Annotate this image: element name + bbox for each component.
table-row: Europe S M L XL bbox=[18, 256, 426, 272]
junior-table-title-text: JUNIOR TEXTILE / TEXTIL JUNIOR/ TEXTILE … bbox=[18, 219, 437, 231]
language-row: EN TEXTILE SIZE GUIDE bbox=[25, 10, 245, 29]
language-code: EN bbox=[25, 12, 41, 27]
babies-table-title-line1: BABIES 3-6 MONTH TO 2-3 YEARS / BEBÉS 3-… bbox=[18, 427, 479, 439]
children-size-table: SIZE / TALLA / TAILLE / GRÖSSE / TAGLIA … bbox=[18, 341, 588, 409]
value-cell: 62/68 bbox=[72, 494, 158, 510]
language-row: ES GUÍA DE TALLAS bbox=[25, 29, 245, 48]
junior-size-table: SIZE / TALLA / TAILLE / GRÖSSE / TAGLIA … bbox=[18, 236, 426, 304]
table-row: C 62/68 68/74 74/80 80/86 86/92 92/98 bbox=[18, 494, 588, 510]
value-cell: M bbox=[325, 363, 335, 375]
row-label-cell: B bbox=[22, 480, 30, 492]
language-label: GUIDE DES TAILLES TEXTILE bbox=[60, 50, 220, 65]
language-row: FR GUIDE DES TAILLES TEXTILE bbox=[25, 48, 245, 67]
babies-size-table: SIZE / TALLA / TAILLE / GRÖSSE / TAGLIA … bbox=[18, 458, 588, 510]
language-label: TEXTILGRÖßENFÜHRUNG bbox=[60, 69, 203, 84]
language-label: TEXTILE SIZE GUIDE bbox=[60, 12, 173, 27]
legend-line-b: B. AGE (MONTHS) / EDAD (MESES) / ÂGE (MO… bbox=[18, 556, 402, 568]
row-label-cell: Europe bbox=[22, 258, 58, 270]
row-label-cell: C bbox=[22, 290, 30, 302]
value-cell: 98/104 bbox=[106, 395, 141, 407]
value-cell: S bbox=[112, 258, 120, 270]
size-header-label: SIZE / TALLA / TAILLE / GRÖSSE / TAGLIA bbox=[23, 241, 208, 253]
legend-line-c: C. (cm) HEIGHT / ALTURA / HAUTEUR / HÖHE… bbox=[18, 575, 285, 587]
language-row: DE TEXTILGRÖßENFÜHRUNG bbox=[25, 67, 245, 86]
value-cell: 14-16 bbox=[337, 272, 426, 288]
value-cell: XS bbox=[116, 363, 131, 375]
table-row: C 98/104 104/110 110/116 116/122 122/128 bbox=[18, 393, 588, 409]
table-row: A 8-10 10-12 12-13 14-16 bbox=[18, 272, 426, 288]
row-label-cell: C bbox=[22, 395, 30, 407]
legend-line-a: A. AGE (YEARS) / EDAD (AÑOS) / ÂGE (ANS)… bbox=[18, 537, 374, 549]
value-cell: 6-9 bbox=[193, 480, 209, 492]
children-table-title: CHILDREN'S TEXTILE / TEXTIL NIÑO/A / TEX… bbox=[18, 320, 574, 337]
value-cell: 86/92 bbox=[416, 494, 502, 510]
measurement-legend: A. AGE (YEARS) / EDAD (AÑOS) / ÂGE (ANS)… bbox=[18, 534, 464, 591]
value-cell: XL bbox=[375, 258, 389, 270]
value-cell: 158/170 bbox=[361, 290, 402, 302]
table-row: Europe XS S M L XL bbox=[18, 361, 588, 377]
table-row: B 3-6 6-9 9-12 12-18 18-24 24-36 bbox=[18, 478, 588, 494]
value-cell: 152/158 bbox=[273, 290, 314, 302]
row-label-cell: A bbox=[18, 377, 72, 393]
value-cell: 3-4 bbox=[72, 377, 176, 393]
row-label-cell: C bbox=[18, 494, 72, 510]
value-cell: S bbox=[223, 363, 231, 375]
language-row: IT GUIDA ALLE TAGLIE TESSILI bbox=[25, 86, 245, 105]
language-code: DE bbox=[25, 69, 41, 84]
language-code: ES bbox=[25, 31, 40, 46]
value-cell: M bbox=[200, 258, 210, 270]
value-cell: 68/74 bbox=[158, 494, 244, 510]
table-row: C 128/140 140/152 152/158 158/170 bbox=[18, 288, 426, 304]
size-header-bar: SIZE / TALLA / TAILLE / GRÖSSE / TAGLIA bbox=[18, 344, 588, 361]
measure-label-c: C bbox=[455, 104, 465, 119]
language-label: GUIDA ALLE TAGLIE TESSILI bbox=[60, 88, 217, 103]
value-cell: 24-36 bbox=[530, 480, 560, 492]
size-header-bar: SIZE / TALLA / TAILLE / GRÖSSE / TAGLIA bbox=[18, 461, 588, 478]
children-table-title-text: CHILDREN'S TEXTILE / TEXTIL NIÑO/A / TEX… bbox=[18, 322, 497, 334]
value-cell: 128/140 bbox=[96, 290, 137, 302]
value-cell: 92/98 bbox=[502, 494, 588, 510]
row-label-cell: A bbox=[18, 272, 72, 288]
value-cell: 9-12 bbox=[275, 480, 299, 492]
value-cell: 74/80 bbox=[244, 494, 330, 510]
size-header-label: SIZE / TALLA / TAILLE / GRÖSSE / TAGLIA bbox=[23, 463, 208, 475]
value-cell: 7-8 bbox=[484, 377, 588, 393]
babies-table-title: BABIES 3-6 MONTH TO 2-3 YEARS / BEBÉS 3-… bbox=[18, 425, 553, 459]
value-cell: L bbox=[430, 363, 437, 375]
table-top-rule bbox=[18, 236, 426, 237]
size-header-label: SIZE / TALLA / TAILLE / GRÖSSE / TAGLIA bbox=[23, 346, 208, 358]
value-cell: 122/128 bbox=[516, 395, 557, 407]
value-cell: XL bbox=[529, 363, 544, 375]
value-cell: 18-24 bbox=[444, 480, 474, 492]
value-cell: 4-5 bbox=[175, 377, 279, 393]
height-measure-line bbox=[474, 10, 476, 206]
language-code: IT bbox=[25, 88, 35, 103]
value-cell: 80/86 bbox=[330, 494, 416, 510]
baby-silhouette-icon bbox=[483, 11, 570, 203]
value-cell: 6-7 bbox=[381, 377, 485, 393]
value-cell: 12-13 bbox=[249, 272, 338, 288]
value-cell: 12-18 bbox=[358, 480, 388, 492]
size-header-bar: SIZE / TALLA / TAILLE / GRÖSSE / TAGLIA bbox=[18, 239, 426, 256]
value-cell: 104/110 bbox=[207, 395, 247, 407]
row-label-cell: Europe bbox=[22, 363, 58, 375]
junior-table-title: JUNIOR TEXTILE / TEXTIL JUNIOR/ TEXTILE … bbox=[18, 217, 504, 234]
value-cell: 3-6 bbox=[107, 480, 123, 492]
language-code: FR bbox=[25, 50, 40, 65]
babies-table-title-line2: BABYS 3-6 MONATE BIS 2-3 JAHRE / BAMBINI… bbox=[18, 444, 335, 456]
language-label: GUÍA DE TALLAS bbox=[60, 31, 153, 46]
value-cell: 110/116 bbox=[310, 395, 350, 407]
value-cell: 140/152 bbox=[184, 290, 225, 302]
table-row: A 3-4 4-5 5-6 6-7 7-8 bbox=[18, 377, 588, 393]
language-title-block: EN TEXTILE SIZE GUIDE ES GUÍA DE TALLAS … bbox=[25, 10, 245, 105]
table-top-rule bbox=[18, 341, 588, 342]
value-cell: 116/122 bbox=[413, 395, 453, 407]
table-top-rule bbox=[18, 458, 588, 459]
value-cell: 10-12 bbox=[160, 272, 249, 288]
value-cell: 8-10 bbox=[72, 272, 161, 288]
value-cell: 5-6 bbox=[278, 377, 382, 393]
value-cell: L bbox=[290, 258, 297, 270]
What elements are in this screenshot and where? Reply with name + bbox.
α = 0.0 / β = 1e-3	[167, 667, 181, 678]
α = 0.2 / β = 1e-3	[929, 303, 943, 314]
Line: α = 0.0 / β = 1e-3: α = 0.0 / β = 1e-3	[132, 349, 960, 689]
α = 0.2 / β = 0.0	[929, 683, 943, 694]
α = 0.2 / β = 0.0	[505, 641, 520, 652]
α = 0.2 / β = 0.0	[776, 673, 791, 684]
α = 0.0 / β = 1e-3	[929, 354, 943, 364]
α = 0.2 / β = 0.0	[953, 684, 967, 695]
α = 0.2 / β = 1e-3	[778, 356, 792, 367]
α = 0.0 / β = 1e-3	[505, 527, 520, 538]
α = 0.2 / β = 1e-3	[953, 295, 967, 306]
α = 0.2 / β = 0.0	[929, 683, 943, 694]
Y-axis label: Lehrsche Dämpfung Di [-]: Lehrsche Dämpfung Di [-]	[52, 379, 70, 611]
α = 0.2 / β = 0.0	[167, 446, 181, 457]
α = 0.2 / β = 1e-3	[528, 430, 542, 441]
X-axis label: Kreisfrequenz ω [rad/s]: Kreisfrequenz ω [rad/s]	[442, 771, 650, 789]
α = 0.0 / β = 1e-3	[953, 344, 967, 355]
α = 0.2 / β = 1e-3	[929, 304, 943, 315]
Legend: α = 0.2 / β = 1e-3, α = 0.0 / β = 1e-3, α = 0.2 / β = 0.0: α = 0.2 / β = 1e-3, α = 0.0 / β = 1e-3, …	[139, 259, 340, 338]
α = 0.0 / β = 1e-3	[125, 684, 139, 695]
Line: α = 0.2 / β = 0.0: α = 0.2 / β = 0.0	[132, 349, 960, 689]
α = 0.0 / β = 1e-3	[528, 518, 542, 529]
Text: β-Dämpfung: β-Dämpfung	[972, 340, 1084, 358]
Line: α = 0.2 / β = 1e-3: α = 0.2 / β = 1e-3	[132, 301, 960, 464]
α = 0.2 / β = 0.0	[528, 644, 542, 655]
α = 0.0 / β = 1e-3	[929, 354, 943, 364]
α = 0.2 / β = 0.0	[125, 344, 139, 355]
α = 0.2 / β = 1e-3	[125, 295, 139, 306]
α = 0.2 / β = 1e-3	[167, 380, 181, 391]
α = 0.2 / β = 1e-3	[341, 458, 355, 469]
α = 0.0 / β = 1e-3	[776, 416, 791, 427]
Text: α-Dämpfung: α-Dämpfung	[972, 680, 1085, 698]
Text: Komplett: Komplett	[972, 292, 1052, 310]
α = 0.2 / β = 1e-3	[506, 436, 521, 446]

Given exercise: Reproduce, character for character, everything from the first line above down to and including the line containing "value-cell: 62/68 bbox=[72, 494, 158, 510]".

Solved exercise:
Annotate this image: element name + bbox for each component.
table-row: Europe S M L XL bbox=[18, 256, 426, 272]
junior-table-title-text: JUNIOR TEXTILE / TEXTIL JUNIOR/ TEXTILE … bbox=[18, 219, 437, 231]
language-row: EN TEXTILE SIZE GUIDE bbox=[25, 10, 245, 29]
language-code: EN bbox=[25, 12, 41, 27]
babies-table-title-line1: BABIES 3-6 MONTH TO 2-3 YEARS / BEBÉS 3-… bbox=[18, 427, 479, 439]
children-size-table: SIZE / TALLA / TAILLE / GRÖSSE / TAGLIA … bbox=[18, 341, 588, 409]
value-cell: 62/68 bbox=[72, 494, 158, 510]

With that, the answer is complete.